Exercise>
Copy each line below exactly and leave the pictures out.

Structured figure records>

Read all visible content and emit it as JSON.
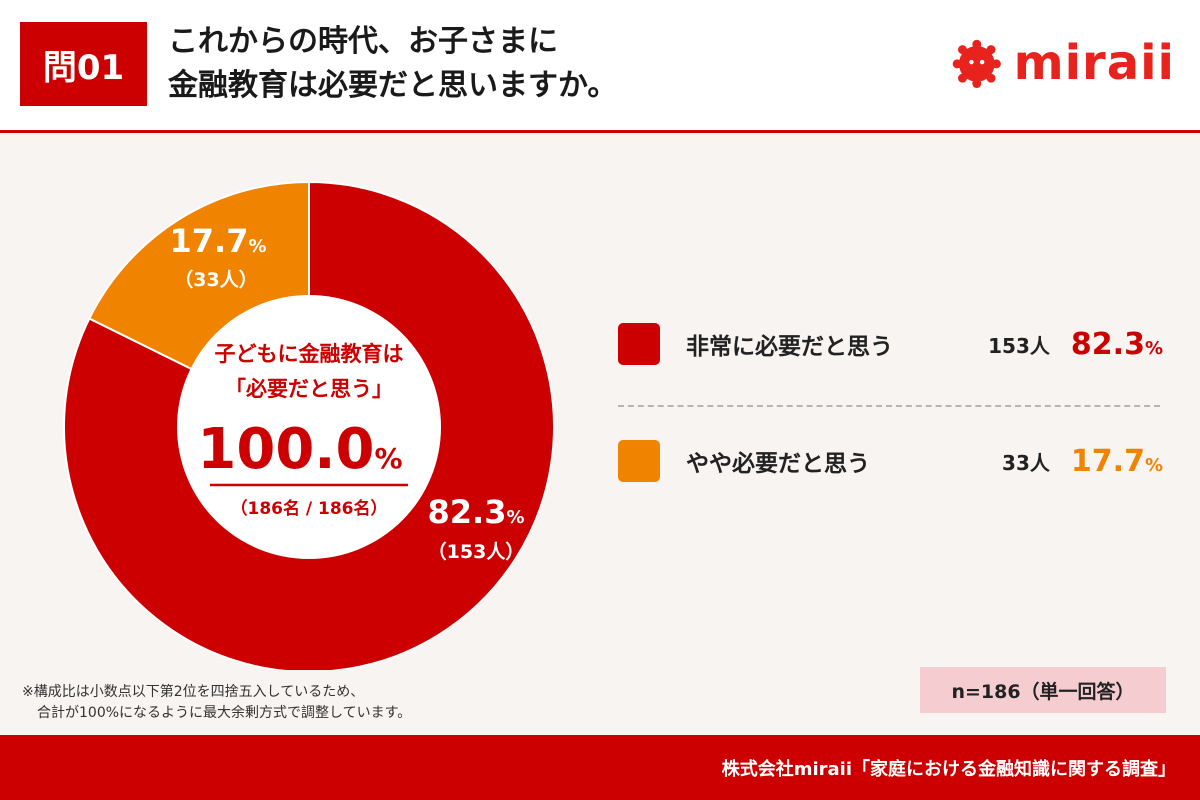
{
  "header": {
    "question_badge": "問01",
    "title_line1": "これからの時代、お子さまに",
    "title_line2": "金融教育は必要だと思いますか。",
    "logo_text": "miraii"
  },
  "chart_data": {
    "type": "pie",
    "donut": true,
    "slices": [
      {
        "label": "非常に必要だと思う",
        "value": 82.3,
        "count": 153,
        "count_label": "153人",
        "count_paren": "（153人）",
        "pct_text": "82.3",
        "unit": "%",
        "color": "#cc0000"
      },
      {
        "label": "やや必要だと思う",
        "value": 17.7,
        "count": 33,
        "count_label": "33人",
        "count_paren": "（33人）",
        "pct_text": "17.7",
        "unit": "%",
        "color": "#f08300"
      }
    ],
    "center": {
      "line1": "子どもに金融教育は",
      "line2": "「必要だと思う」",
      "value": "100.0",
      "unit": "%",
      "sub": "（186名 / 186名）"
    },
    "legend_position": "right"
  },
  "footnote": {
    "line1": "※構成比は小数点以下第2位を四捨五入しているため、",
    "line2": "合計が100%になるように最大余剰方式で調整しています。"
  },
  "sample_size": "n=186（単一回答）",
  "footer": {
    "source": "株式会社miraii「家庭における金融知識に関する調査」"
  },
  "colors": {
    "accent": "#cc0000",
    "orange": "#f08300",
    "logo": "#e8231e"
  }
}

Response for this exercise>
Read all visible content and emit it as JSON.
{
  "header": {
    "question_badge": "問01",
    "title_line1": "これからの時代、お子さまに",
    "title_line2": "金融教育は必要だと思いますか。",
    "logo_text": "miraii"
  },
  "chart_data": {
    "type": "pie",
    "donut": true,
    "slices": [
      {
        "label": "非常に必要だと思う",
        "value": 82.3,
        "count": 153,
        "count_label": "153人",
        "count_paren": "（153人）",
        "pct_text": "82.3",
        "unit": "%",
        "color": "#cc0000"
      },
      {
        "label": "やや必要だと思う",
        "value": 17.7,
        "count": 33,
        "count_label": "33人",
        "count_paren": "（33人）",
        "pct_text": "17.7",
        "unit": "%",
        "color": "#f08300"
      }
    ],
    "center": {
      "line1": "子どもに金融教育は",
      "line2": "「必要だと思う」",
      "value": "100.0",
      "unit": "%",
      "sub": "（186名 / 186名）"
    },
    "legend_position": "right"
  },
  "footnote": {
    "line1": "※構成比は小数点以下第2位を四捨五入しているため、",
    "line2": "合計が100%になるように最大余剰方式で調整しています。"
  },
  "sample_size": "n=186（単一回答）",
  "footer": {
    "source": "株式会社miraii「家庭における金融知識に関する調査」"
  },
  "colors": {
    "accent": "#cc0000",
    "orange": "#f08300",
    "logo": "#e8231e"
  }
}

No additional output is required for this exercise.